(Data items)
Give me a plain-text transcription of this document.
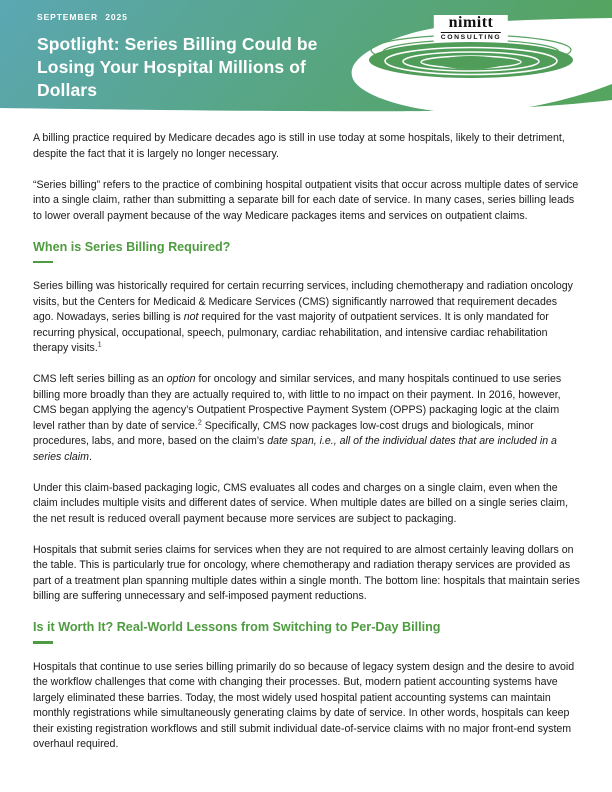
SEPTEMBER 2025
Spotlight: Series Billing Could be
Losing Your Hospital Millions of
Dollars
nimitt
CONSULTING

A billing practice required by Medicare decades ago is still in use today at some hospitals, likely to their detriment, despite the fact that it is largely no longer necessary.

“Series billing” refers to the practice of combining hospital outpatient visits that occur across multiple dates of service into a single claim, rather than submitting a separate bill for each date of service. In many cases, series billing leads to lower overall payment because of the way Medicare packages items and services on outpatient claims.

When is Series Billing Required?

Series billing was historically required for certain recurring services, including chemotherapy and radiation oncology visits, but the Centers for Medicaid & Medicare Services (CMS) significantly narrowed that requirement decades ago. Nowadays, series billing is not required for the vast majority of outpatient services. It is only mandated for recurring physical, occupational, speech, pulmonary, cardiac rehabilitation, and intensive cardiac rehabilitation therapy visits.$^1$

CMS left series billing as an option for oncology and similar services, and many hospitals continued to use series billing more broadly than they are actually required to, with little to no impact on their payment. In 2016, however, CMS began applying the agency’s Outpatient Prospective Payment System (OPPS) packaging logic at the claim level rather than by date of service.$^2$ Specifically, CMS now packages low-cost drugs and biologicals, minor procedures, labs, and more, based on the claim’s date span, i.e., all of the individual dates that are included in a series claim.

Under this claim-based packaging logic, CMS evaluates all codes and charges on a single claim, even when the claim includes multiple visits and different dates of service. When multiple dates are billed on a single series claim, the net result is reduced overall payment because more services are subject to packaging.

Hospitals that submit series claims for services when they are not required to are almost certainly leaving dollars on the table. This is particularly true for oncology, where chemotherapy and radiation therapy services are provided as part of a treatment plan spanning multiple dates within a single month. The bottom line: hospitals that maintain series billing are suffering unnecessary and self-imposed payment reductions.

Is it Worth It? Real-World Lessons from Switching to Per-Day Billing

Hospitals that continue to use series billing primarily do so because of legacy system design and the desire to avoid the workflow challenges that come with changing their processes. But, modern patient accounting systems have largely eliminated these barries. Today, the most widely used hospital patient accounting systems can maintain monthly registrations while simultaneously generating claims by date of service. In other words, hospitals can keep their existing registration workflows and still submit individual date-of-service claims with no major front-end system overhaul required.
==
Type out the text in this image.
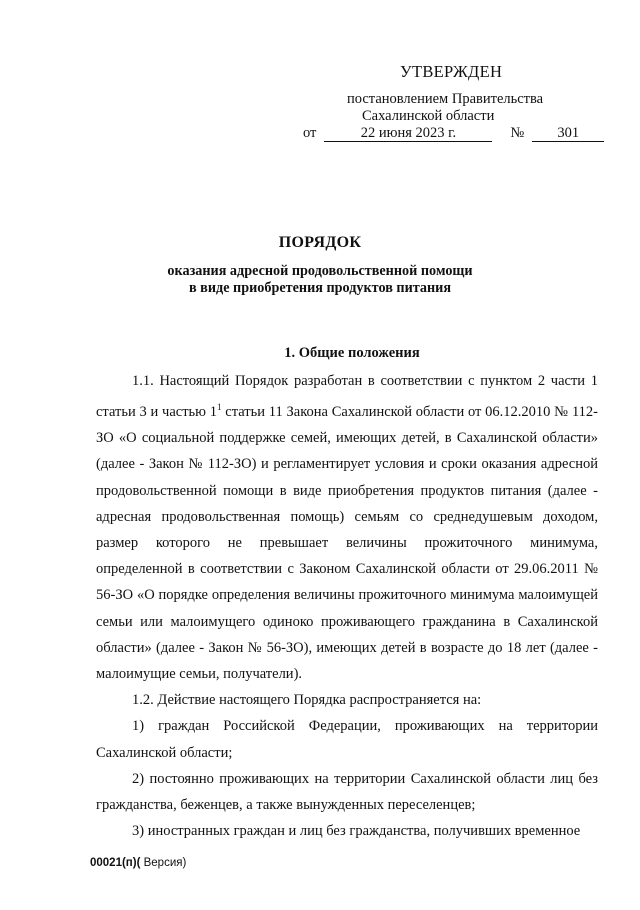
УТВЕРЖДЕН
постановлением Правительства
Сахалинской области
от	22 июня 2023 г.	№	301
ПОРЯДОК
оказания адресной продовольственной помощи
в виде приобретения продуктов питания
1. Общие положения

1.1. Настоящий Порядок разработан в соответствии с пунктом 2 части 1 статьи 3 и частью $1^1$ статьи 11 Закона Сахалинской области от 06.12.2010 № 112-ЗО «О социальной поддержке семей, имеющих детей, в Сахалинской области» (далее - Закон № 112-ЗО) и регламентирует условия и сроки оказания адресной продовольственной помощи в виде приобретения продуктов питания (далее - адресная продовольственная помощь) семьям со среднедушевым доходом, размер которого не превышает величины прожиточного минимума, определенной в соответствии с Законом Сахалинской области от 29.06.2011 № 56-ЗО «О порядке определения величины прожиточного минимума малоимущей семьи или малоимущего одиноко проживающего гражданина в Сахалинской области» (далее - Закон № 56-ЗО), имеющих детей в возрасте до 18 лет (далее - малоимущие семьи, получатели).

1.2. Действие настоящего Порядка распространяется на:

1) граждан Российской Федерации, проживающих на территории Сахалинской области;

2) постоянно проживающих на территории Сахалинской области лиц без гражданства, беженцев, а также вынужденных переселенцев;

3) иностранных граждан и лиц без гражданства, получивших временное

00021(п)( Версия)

- [Requirements] Tell how many lines include "гражданства". The number is the whole answer.

- [The completed task] 2